• **Records for processing**:
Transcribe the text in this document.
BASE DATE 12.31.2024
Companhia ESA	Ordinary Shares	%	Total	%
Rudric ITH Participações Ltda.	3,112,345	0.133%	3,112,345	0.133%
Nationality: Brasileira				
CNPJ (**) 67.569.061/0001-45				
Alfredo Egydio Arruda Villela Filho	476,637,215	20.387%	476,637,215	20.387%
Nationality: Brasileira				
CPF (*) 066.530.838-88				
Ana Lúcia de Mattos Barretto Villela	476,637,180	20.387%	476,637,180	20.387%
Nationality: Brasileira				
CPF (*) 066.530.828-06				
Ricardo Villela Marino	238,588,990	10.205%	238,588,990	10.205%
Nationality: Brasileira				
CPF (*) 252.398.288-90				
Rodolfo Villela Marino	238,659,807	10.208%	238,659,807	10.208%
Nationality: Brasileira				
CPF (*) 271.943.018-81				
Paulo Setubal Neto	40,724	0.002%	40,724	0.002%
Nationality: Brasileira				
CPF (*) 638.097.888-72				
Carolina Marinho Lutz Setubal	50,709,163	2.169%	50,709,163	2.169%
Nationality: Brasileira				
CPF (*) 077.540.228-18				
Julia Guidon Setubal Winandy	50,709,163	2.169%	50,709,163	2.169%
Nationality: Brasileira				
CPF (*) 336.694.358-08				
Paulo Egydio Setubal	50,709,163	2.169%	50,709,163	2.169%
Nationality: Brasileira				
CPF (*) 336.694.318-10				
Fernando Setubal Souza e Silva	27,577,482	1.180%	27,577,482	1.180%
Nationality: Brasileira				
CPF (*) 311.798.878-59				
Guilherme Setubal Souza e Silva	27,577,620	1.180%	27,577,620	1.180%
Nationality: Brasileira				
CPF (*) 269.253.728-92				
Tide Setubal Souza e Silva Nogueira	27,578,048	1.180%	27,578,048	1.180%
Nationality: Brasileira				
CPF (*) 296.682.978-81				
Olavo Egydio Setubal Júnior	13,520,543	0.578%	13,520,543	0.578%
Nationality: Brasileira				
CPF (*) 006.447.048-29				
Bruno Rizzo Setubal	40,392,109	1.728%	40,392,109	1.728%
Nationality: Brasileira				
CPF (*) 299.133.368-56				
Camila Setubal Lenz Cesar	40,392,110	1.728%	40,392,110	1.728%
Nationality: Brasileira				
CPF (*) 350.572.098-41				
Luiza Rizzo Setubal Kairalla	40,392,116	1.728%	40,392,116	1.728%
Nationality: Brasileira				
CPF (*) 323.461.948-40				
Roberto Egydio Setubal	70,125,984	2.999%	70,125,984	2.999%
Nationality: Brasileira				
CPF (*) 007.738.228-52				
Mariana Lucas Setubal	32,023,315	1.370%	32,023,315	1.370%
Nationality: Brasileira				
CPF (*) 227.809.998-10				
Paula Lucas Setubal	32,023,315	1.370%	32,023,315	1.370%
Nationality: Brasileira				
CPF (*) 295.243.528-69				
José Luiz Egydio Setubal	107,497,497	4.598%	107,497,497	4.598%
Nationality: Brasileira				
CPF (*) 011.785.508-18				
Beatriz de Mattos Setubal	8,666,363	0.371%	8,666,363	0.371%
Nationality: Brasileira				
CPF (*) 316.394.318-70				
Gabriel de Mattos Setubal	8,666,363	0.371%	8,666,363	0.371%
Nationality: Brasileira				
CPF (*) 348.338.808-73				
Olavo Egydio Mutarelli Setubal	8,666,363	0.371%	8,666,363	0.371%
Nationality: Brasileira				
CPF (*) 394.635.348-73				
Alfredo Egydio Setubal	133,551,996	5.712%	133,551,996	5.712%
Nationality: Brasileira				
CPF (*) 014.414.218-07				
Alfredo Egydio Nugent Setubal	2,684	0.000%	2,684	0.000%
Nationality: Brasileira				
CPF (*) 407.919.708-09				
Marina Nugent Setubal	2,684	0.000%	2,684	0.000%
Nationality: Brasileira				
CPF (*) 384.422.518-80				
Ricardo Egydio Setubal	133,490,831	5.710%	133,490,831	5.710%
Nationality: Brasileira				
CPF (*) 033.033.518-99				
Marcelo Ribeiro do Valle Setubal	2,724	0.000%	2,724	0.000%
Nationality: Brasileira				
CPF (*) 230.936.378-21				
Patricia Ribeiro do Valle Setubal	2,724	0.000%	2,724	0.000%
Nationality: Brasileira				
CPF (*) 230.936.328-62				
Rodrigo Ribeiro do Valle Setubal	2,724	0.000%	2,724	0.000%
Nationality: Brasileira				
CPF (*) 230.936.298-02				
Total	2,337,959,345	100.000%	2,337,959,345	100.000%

• **Problem to solve**:
Select every line of the records holding the string "Marino".

• **Final answer**:
Ricardo Villela Marino	238,588,990	10.205%	238,588,990	10.205%
Rodolfo Villela Marino	238,659,807	10.208%	238,659,807	10.208%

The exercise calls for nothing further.